━━━ DATA SHOWN ━━━

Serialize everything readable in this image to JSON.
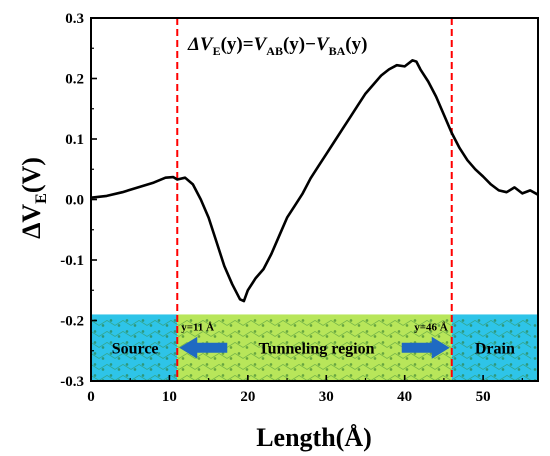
{
  "chart_data": {
    "type": "line",
    "xlabel": "Length(Å)",
    "ylabel": "ΔV",
    "ylabel_sub": "E",
    "ylabel_unit": "(V)",
    "xlim": [
      0,
      57
    ],
    "ylim": [
      -0.3,
      0.3
    ],
    "xticks": [
      0,
      10,
      20,
      30,
      40,
      50
    ],
    "xtick_labels": [
      "0",
      "10",
      "20",
      "30",
      "40",
      "50"
    ],
    "yticks": [
      -0.3,
      -0.2,
      -0.1,
      0.0,
      0.1,
      0.2,
      0.3
    ],
    "ytick_labels": [
      "-0.3",
      "-0.2",
      "-0.1",
      "0.0",
      "0.1",
      "0.2",
      "0.3"
    ],
    "grid": false,
    "formula": {
      "delta": "ΔV",
      "sub_e": "E",
      "eq": "(y)=",
      "v1": "V",
      "sub_ab": "AB",
      "mid": "(y)−",
      "v2": "V",
      "sub_ba": "BA",
      "end": "(y)"
    },
    "vlines": [
      {
        "x": 11,
        "label": "y=11 Å",
        "color": "#ff0000",
        "style": "dashed"
      },
      {
        "x": 46,
        "label": "y=46 Å",
        "color": "#ff0000",
        "style": "dashed"
      }
    ],
    "regions": [
      {
        "name": "Source",
        "x_start": 0,
        "x_end": 11,
        "color": "#2ec4e8"
      },
      {
        "name": "Tunneling region",
        "x_start": 11,
        "x_end": 46,
        "color": "#b8e65a"
      },
      {
        "name": "Drain",
        "x_start": 46,
        "x_end": 57,
        "color": "#2ec4e8"
      }
    ],
    "region_band": {
      "y_top": -0.19,
      "y_bottom": -0.3
    },
    "arrow_color": "#1f6ac2",
    "line_color": "#000000",
    "series": [
      {
        "x": [
          0,
          2,
          4,
          6,
          8,
          9.5,
          10.5,
          11,
          12,
          13,
          14,
          15,
          16,
          17,
          18,
          19,
          19.5,
          20,
          21,
          22,
          23,
          24,
          25,
          26,
          27,
          28,
          29,
          30,
          31,
          32,
          33,
          34,
          35,
          36,
          37,
          38,
          39,
          40,
          41,
          41.5,
          42,
          43,
          44,
          45,
          46,
          47,
          48,
          49,
          50,
          51,
          52,
          53,
          54,
          55,
          56,
          57
        ],
        "y": [
          0.003,
          0.006,
          0.012,
          0.02,
          0.028,
          0.036,
          0.037,
          0.033,
          0.036,
          0.025,
          0.0,
          -0.03,
          -0.07,
          -0.11,
          -0.14,
          -0.165,
          -0.168,
          -0.15,
          -0.13,
          -0.115,
          -0.09,
          -0.06,
          -0.03,
          -0.01,
          0.01,
          0.035,
          0.055,
          0.075,
          0.095,
          0.115,
          0.135,
          0.155,
          0.175,
          0.19,
          0.205,
          0.215,
          0.222,
          0.22,
          0.23,
          0.228,
          0.215,
          0.195,
          0.17,
          0.14,
          0.11,
          0.085,
          0.065,
          0.05,
          0.038,
          0.025,
          0.015,
          0.012,
          0.02,
          0.01,
          0.015,
          0.008
        ]
      }
    ]
  }
}
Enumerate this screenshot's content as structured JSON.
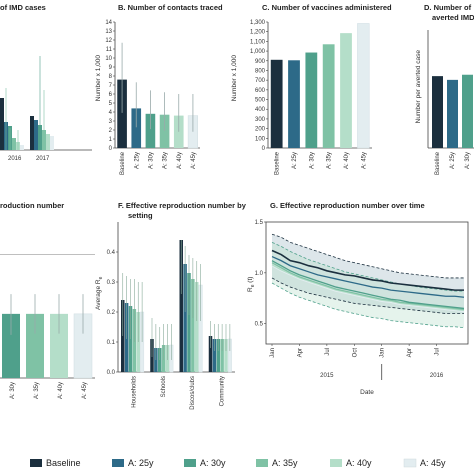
{
  "colors": {
    "Baseline": "#1b2f3e",
    "A: 25y": "#2d6a88",
    "A: 30y": "#4fa08b",
    "A: 35y": "#7fc2a5",
    "A: 40y": "#b4dec9",
    "A: 45y": "#e3edf0"
  },
  "legend": [
    "Baseline",
    "A: 25y",
    "A: 30y",
    "A: 35y",
    "A: 40y",
    "A: 45y"
  ],
  "chart_data": [
    {
      "id": "A",
      "type": "bar",
      "title": "of IMD cases",
      "categories": [
        "2016",
        "2017"
      ],
      "series": [
        {
          "name": "Baseline",
          "values": [
            null,
            null
          ]
        },
        {
          "name": "A: 25y",
          "values": [
            null,
            null
          ]
        },
        {
          "name": "A: 30y",
          "values": [
            null,
            null
          ]
        },
        {
          "name": "A: 35y",
          "values": [
            null,
            null
          ]
        },
        {
          "name": "A: 40y",
          "values": [
            null,
            null
          ]
        },
        {
          "name": "A: 45y",
          "values": [
            null,
            null
          ]
        }
      ]
    },
    {
      "id": "B",
      "type": "bar",
      "title": "B. Number of contacts traced",
      "ylabel": "Number x 1,000",
      "ylim": [
        0,
        14
      ],
      "yticks": [
        0,
        1,
        2,
        3,
        4,
        5,
        6,
        7,
        8,
        9,
        10,
        11,
        12,
        13,
        14
      ],
      "categories": [
        "Baseline",
        "A: 25y",
        "A: 30y",
        "A: 35y",
        "A: 40y",
        "A: 45y"
      ],
      "values": [
        7.6,
        4.4,
        3.8,
        3.7,
        3.6,
        3.6
      ],
      "error_low": [
        3.9,
        2.3,
        2.1,
        1.9,
        1.8,
        1.8
      ],
      "error_high": [
        11.7,
        7.3,
        6.4,
        6.2,
        6.0,
        6.0
      ]
    },
    {
      "id": "C",
      "type": "bar",
      "title": "C. Number of vaccines administered",
      "ylabel": "Number x 1,000",
      "ylim": [
        0,
        1300
      ],
      "yticks": [
        0,
        100,
        200,
        300,
        400,
        500,
        600,
        700,
        800,
        900,
        1000,
        1100,
        1200,
        1300
      ],
      "categories": [
        "Baseline",
        "A: 25y",
        "A: 30y",
        "A: 35y",
        "A: 40y",
        "A: 45y"
      ],
      "values": [
        910,
        905,
        985,
        1070,
        1185,
        1285
      ]
    },
    {
      "id": "D",
      "type": "bar",
      "title": "D. Number of",
      "title2": "averted IMD",
      "ylabel": "Number per averted case",
      "categories": [
        "Baseline",
        "A: 25y",
        "A: 30y"
      ],
      "values": [
        1540,
        1460,
        1570
      ]
    },
    {
      "id": "E",
      "type": "bar",
      "title": "roduction number",
      "categories": [
        "A: 30y",
        "A: 35y",
        "A: 40y",
        "A: 45y"
      ],
      "values": [
        0.52,
        0.52,
        0.52,
        0.52
      ],
      "error_low": [
        0.35,
        0.36,
        0.36,
        0.36
      ],
      "error_high": [
        0.68,
        0.68,
        0.68,
        0.68
      ]
    },
    {
      "id": "F",
      "type": "bar",
      "title": "F. Effective reproduction number by",
      "title2": "setting",
      "ylabel": "Average R",
      "ylabel_sub": "e",
      "ylim": [
        0,
        0.5
      ],
      "yticks": [
        "0.0",
        "0.1",
        "0.2",
        "0.3",
        "0.4"
      ],
      "yticks_values": [
        0,
        0.1,
        0.2,
        0.3,
        0.4
      ],
      "categories": [
        "Households",
        "Schools",
        "Discos/clubs",
        "Community"
      ],
      "series": [
        {
          "name": "Baseline",
          "values": [
            0.24,
            0.11,
            0.44,
            0.12
          ],
          "low": [
            0.12,
            0.05,
            0.26,
            0.08
          ],
          "high": [
            0.33,
            0.18,
            0.44,
            0.17
          ]
        },
        {
          "name": "A: 25y",
          "values": [
            0.23,
            0.08,
            0.36,
            0.11
          ],
          "low": [
            0.11,
            0.04,
            0.2,
            0.07
          ],
          "high": [
            0.32,
            0.16,
            0.42,
            0.16
          ]
        },
        {
          "name": "A: 30y",
          "values": [
            0.22,
            0.08,
            0.33,
            0.11
          ],
          "low": [
            0.11,
            0.04,
            0.19,
            0.07
          ],
          "high": [
            0.31,
            0.15,
            0.39,
            0.16
          ]
        },
        {
          "name": "A: 35y",
          "values": [
            0.21,
            0.09,
            0.31,
            0.11
          ],
          "low": [
            0.1,
            0.04,
            0.18,
            0.07
          ],
          "high": [
            0.31,
            0.16,
            0.38,
            0.16
          ]
        },
        {
          "name": "A: 40y",
          "values": [
            0.2,
            0.09,
            0.3,
            0.11
          ],
          "low": [
            0.1,
            0.04,
            0.17,
            0.07
          ],
          "high": [
            0.3,
            0.16,
            0.37,
            0.16
          ]
        },
        {
          "name": "A: 45y",
          "values": [
            0.2,
            0.09,
            0.29,
            0.11
          ],
          "low": [
            0.1,
            0.04,
            0.17,
            0.07
          ],
          "high": [
            0.3,
            0.16,
            0.36,
            0.16
          ]
        }
      ]
    },
    {
      "id": "G",
      "type": "line",
      "title": "G. Effective reproduction number over time",
      "xlabel": "Date",
      "ylabel": "R",
      "ylabel_sub": "e",
      "ylabel_suffix": "(t)",
      "ylim": [
        0.3,
        1.5
      ],
      "yticks": [
        "0.5",
        "1.0",
        "1.5"
      ],
      "yticks_values": [
        0.5,
        1.0,
        1.5
      ],
      "xticks": [
        "Jan",
        "Apr",
        "Jul",
        "Oct",
        "Jan",
        "Apr",
        "Jul"
      ],
      "xticks_values": [
        0,
        3,
        6,
        9,
        12,
        15,
        18
      ],
      "year_labels": [
        "2015",
        "2016"
      ],
      "year_positions": [
        6,
        18
      ],
      "xlim": [
        0,
        21
      ],
      "series": [
        {
          "name": "Baseline",
          "x": [
            0,
            1,
            2,
            3,
            4,
            5,
            6,
            7,
            8,
            9,
            10,
            11,
            12,
            13,
            14,
            15,
            16,
            17,
            18,
            19,
            20,
            21
          ],
          "y": [
            1.22,
            1.18,
            1.12,
            1.1,
            1.07,
            1.05,
            1.02,
            1.0,
            0.98,
            0.97,
            0.95,
            0.93,
            0.92,
            0.9,
            0.89,
            0.88,
            0.87,
            0.86,
            0.85,
            0.84,
            0.83,
            0.83
          ],
          "low": [
            0.95,
            0.9,
            0.86,
            0.83,
            0.8,
            0.78,
            0.76,
            0.74,
            0.72,
            0.7,
            0.69,
            0.68,
            0.67,
            0.66,
            0.65,
            0.64,
            0.63,
            0.62,
            0.61,
            0.6,
            0.6,
            0.6
          ],
          "high": [
            1.38,
            1.35,
            1.3,
            1.27,
            1.24,
            1.21,
            1.18,
            1.15,
            1.12,
            1.1,
            1.08,
            1.06,
            1.04,
            1.02,
            1.0,
            0.99,
            0.98,
            0.97,
            0.96,
            0.95,
            0.95,
            0.95
          ]
        },
        {
          "name": "A: 25y",
          "x": [
            0,
            1,
            2,
            3,
            4,
            5,
            6,
            7,
            8,
            9,
            10,
            11,
            12,
            13,
            14,
            15,
            16,
            17,
            18,
            19,
            20,
            21
          ],
          "y": [
            1.16,
            1.12,
            1.07,
            1.04,
            1.01,
            0.98,
            0.96,
            0.94,
            0.92,
            0.9,
            0.88,
            0.86,
            0.85,
            0.83,
            0.82,
            0.81,
            0.8,
            0.79,
            0.78,
            0.77,
            0.77,
            0.76
          ]
        },
        {
          "name": "A: 30y",
          "x": [
            0,
            1,
            2,
            3,
            4,
            5,
            6,
            7,
            8,
            9,
            10,
            11,
            12,
            13,
            14,
            15,
            16,
            17,
            18,
            19,
            20,
            21
          ],
          "y": [
            1.12,
            1.07,
            1.02,
            0.98,
            0.95,
            0.92,
            0.89,
            0.86,
            0.84,
            0.82,
            0.8,
            0.78,
            0.76,
            0.74,
            0.73,
            0.71,
            0.7,
            0.69,
            0.68,
            0.67,
            0.66,
            0.65
          ],
          "low": [
            0.9,
            0.85,
            0.8,
            0.76,
            0.73,
            0.7,
            0.67,
            0.64,
            0.62,
            0.6,
            0.58,
            0.56,
            0.55,
            0.53,
            0.52,
            0.51,
            0.5,
            0.49,
            0.48,
            0.47,
            0.47,
            0.46
          ],
          "high": [
            1.3,
            1.26,
            1.21,
            1.17,
            1.13,
            1.1,
            1.07,
            1.04,
            1.01,
            0.99,
            0.97,
            0.95,
            0.93,
            0.91,
            0.89,
            0.88,
            0.86,
            0.85,
            0.84,
            0.83,
            0.82,
            0.82
          ]
        },
        {
          "name": "A: 35y",
          "x": [
            0,
            1,
            2,
            3,
            4,
            5,
            6,
            7,
            8,
            9,
            10,
            11,
            12,
            13,
            14,
            15,
            16,
            17,
            18,
            19,
            20,
            21
          ],
          "y": [
            1.1,
            1.05,
            1.0,
            0.96,
            0.93,
            0.9,
            0.87,
            0.84,
            0.82,
            0.8,
            0.78,
            0.76,
            0.74,
            0.73,
            0.71,
            0.7,
            0.69,
            0.68,
            0.67,
            0.66,
            0.65,
            0.64
          ]
        },
        {
          "name": "A: 40y",
          "x": [
            0,
            1,
            2,
            3,
            4,
            5,
            6,
            7,
            8,
            9,
            10,
            11,
            12,
            13,
            14,
            15,
            16,
            17,
            18,
            19,
            20,
            21
          ],
          "y": [
            1.08,
            1.03,
            0.99,
            0.95,
            0.92,
            0.89,
            0.86,
            0.83,
            0.81,
            0.79,
            0.77,
            0.75,
            0.73,
            0.72,
            0.7,
            0.69,
            0.68,
            0.67,
            0.66,
            0.65,
            0.64,
            0.63
          ]
        },
        {
          "name": "A: 45y",
          "x": [
            0,
            1,
            2,
            3,
            4,
            5,
            6,
            7,
            8,
            9,
            10,
            11,
            12,
            13,
            14,
            15,
            16,
            17,
            18,
            19,
            20,
            21
          ],
          "y": [
            1.07,
            1.02,
            0.98,
            0.94,
            0.91,
            0.88,
            0.85,
            0.82,
            0.8,
            0.78,
            0.76,
            0.74,
            0.72,
            0.71,
            0.69,
            0.68,
            0.67,
            0.66,
            0.65,
            0.64,
            0.63,
            0.62
          ]
        }
      ]
    }
  ]
}
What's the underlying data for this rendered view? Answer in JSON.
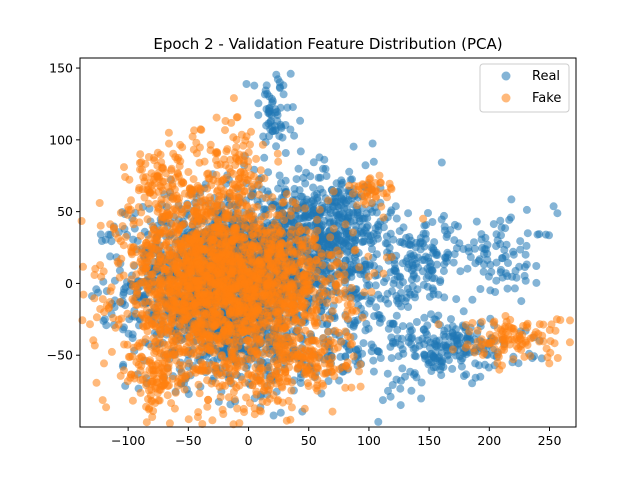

━━━

PROBLEM DESCRIPTION: Note each line of the entries that has "this" in it, and copy those lines.

ANSWER TO THE PROBLEM:
Serialize everything readable in this image to JSON.
Enumerate this screenshot's content as structured JSON.
What's the underlying data for this rendered view? Answer in JSON.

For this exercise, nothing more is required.